== Exercise input

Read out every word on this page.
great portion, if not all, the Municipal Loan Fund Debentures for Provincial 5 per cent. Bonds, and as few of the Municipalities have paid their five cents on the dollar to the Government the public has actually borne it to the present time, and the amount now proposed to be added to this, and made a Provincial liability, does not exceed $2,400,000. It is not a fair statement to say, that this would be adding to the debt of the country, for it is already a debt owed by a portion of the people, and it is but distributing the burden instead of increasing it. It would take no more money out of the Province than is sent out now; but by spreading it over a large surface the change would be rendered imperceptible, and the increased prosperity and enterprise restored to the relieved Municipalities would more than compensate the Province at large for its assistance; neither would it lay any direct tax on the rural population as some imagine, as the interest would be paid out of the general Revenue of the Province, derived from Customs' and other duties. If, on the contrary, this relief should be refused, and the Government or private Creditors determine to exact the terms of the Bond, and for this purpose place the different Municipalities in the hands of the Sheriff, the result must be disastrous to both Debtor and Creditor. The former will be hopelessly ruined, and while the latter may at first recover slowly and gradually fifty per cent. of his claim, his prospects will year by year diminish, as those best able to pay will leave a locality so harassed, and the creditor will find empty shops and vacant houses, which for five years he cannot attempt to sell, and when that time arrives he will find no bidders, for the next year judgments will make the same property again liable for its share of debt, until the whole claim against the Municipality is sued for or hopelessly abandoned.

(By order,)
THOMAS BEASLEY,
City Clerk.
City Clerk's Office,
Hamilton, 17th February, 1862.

====

Given task:
Copy each entry exactly, with nothing added or dropped.

The response:
Read out every word on this page.
great portion, if not all, the Municipal Loan Fund Debentures for Provincial 5 per cent. Bonds, and as few of the Municipalities have paid their five cents on the dollar to the Government the public has actually borne it to the present time, and the amount now proposed to be added to this, and made a Provincial liability, does not exceed $2,400,000. It is not a fair statement to say, that this would be adding to the debt of the country, for it is already a debt owed by a portion of the people, and it is but distributing the burden instead of increasing it. It would take no more money out of the Province than is sent out now; but by spreading it over a large surface the change would be rendered imperceptible, and the increased prosperity and enterprise restored to the relieved Municipalities would more than compensate the Province at large for its assistance; neither would it lay any direct tax on the rural population as some imagine, as the interest would be paid out of the general Revenue of the Province, derived from Customs' and other duties. If, on the contrary, this relief should be refused, and the Government or private Creditors determine to exact the terms of the Bond, and for this purpose place the different Municipalities in the hands of the Sheriff, the result must be disastrous to both Debtor and Creditor. The former will be hopelessly ruined, and while the latter may at first recover slowly and gradually fifty per cent. of his claim, his prospects will year by year diminish, as those best able to pay will leave a locality so harassed, and the creditor will find empty shops and vacant houses, which for five years he cannot attempt to sell, and when that time arrives he will find no bidders, for the next year judgments will make the same property again liable for its share of debt, until the whole claim against the Municipality is sued for or hopelessly abandoned.

(By order,)
THOMAS BEASLEY,
City Clerk.
City Clerk's Office,
Hamilton, 17th February, 1862.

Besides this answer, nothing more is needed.